=== RECORDS FOR THIS EXERCISE ===
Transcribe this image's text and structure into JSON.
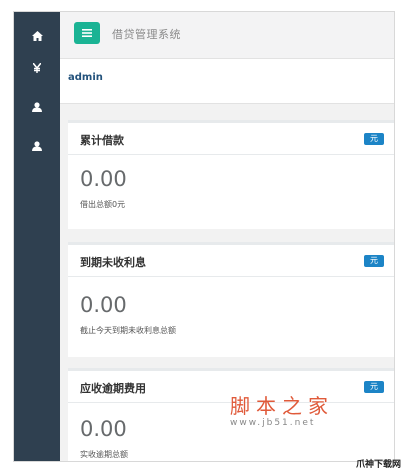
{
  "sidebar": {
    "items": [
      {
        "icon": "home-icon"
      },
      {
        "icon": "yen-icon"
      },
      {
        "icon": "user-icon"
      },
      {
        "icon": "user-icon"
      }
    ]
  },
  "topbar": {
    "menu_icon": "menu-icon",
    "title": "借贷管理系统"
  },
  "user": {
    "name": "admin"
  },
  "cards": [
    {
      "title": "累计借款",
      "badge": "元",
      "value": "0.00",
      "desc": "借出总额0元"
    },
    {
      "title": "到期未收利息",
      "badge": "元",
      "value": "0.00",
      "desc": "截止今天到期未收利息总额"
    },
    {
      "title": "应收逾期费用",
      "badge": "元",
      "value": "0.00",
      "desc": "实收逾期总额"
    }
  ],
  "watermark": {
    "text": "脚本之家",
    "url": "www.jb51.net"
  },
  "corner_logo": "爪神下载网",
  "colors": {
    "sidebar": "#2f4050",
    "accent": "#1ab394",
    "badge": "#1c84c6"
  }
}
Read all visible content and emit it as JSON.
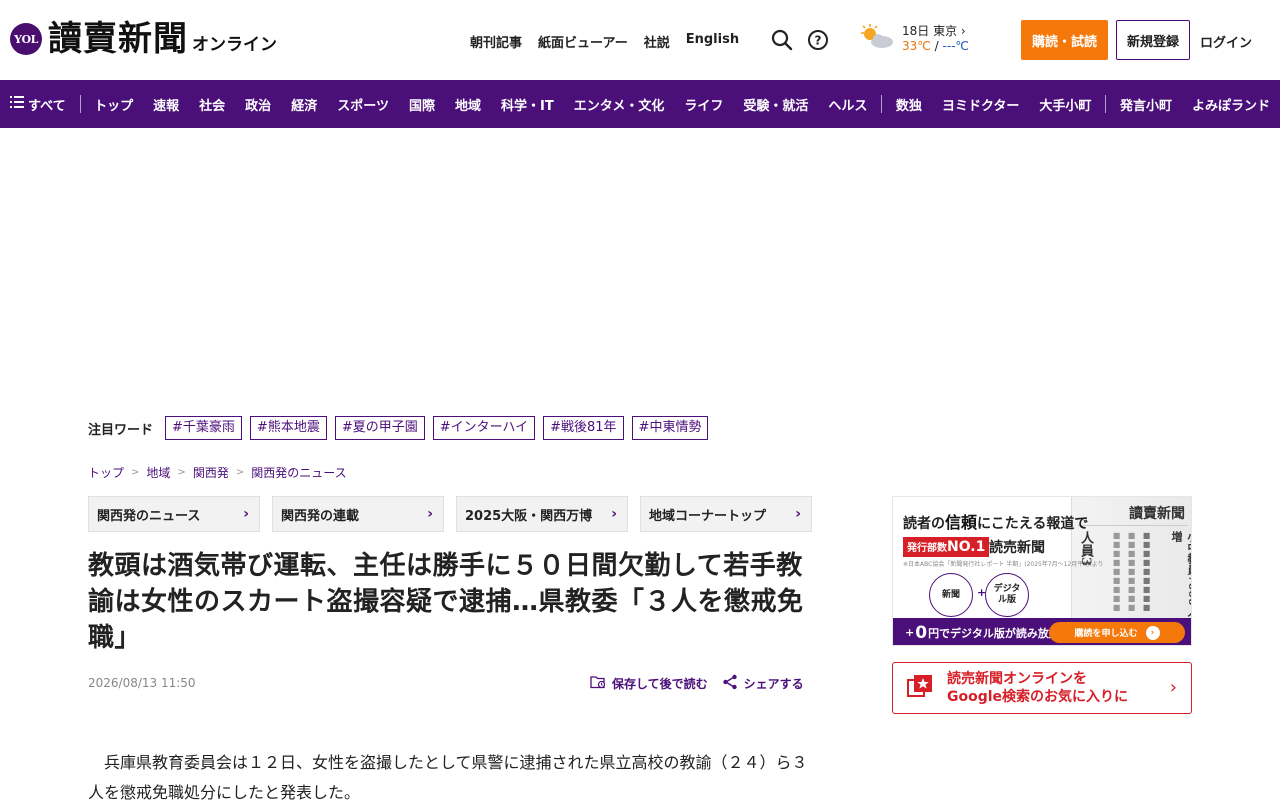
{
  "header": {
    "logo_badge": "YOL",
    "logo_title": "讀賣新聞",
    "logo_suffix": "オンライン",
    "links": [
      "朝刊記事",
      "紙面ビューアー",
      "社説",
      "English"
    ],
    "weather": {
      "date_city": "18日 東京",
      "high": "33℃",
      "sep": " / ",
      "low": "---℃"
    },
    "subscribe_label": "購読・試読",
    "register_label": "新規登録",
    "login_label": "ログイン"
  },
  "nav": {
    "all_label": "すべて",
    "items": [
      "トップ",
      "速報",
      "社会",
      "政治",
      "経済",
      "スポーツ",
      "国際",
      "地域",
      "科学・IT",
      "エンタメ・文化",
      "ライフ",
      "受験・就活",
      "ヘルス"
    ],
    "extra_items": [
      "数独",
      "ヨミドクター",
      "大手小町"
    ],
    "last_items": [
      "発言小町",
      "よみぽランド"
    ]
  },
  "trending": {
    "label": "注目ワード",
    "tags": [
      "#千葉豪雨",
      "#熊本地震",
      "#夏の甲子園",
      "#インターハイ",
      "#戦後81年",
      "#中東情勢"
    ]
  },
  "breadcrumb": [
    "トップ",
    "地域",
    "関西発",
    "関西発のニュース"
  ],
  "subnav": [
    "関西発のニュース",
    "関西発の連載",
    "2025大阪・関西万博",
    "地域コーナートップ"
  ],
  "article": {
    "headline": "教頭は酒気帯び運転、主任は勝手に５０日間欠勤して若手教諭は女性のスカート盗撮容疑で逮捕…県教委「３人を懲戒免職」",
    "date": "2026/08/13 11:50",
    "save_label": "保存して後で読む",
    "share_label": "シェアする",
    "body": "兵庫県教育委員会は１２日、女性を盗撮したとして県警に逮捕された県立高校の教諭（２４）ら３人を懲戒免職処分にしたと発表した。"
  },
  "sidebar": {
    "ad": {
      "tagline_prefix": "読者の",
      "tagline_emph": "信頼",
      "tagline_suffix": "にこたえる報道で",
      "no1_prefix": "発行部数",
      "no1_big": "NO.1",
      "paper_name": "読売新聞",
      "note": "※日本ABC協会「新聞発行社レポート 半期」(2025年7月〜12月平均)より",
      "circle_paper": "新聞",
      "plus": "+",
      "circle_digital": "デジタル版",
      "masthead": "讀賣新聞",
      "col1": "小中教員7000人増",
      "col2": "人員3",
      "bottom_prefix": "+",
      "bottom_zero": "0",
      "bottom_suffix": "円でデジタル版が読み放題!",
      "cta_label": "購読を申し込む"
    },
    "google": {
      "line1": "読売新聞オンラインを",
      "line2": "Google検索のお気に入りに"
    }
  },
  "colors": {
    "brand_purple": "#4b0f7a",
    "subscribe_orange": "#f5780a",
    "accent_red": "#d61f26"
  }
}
---
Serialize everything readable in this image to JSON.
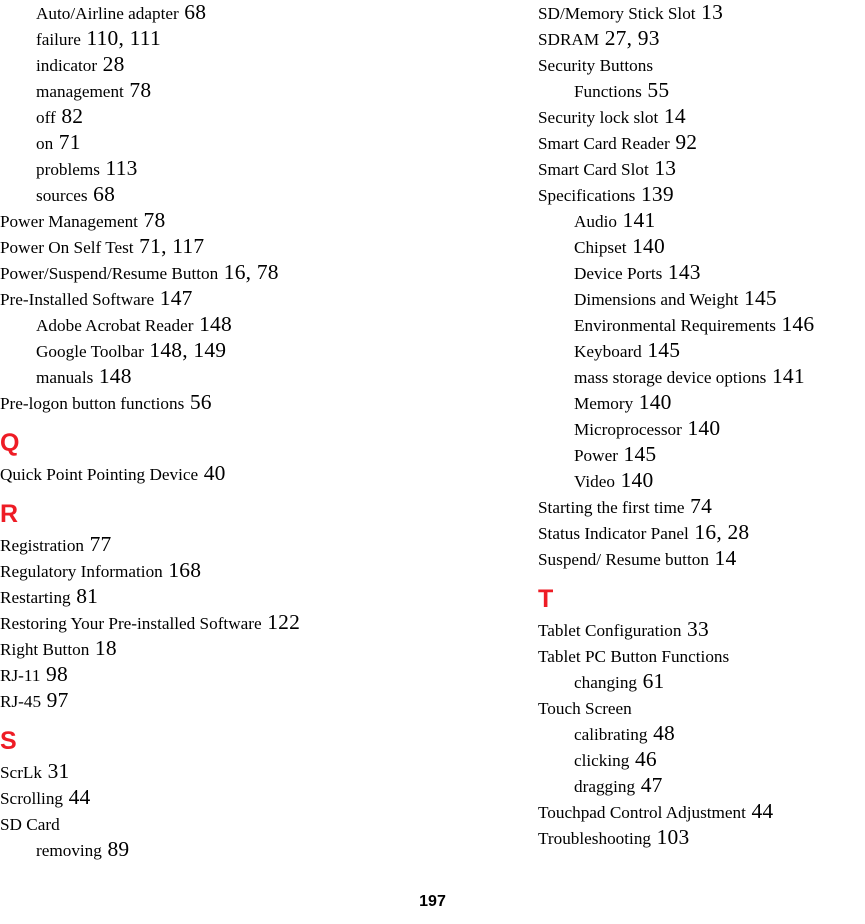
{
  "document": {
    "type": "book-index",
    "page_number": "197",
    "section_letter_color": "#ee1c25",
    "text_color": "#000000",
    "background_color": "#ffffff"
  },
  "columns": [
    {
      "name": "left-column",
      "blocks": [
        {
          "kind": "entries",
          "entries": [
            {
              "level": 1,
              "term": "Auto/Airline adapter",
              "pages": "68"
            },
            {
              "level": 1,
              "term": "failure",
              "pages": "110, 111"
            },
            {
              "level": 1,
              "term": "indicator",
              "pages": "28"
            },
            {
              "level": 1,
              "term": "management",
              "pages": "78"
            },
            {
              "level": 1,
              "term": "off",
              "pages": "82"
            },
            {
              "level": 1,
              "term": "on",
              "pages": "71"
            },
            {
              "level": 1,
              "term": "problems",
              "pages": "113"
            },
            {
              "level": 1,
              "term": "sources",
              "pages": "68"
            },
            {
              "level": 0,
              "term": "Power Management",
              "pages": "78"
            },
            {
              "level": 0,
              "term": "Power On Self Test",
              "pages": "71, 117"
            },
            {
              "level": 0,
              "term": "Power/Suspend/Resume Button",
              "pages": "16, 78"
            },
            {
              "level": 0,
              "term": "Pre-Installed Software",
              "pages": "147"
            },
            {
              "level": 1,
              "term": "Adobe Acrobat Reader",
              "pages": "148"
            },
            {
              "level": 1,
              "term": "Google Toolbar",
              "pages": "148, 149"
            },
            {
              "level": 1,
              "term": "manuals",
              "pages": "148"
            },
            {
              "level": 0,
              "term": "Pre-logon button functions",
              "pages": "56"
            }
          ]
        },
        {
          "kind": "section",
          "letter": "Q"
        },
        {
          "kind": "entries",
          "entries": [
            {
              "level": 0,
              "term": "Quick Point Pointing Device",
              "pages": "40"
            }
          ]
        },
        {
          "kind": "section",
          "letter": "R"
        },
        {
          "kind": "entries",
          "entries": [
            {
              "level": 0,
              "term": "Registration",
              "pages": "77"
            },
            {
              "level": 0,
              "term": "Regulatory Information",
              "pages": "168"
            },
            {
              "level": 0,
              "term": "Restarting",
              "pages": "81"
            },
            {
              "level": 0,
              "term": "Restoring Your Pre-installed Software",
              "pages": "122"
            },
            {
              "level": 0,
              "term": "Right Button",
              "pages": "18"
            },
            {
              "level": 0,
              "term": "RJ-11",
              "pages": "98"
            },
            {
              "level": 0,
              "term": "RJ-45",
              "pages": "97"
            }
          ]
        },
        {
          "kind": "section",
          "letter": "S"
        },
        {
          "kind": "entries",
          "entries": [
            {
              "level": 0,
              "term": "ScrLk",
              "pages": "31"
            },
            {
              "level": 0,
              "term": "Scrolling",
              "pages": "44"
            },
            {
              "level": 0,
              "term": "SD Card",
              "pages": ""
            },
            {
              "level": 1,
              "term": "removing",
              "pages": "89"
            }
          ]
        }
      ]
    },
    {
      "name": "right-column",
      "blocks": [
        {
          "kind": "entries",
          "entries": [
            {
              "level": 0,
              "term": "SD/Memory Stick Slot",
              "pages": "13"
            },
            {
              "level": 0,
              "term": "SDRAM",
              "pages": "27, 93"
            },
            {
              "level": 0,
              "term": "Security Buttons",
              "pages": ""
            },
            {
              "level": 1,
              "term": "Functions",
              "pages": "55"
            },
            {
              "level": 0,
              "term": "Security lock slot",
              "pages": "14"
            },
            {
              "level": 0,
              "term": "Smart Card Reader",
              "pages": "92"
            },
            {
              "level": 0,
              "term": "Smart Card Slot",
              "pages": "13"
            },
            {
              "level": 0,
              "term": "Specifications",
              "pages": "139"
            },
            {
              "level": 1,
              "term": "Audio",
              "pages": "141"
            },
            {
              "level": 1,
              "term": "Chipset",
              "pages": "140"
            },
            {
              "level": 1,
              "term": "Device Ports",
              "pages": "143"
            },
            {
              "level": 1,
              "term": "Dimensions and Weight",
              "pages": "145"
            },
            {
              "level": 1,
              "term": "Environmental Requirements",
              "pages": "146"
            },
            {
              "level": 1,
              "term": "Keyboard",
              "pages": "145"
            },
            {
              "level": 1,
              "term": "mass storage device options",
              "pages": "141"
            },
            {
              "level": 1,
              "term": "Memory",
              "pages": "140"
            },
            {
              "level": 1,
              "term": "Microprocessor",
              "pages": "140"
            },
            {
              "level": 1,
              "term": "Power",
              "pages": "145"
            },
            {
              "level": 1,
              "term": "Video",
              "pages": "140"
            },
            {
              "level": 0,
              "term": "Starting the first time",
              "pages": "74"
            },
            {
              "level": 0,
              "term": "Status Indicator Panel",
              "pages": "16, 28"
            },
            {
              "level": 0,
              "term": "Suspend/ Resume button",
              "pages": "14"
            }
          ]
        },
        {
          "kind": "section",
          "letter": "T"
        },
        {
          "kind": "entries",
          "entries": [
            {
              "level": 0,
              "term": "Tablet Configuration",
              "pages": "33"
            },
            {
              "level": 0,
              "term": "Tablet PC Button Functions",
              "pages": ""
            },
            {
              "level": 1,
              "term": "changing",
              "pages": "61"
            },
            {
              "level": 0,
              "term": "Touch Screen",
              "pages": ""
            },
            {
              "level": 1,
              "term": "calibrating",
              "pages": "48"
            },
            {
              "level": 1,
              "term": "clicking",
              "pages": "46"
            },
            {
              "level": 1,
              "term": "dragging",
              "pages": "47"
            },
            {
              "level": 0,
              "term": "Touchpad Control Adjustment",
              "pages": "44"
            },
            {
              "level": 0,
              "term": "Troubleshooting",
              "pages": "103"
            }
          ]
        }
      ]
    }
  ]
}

=== WHAT YOU HAVE TO DO ===
Say how many lines of the data include the string "Power". Nothing other than the number should be given.

=== THE ANSWER ===
4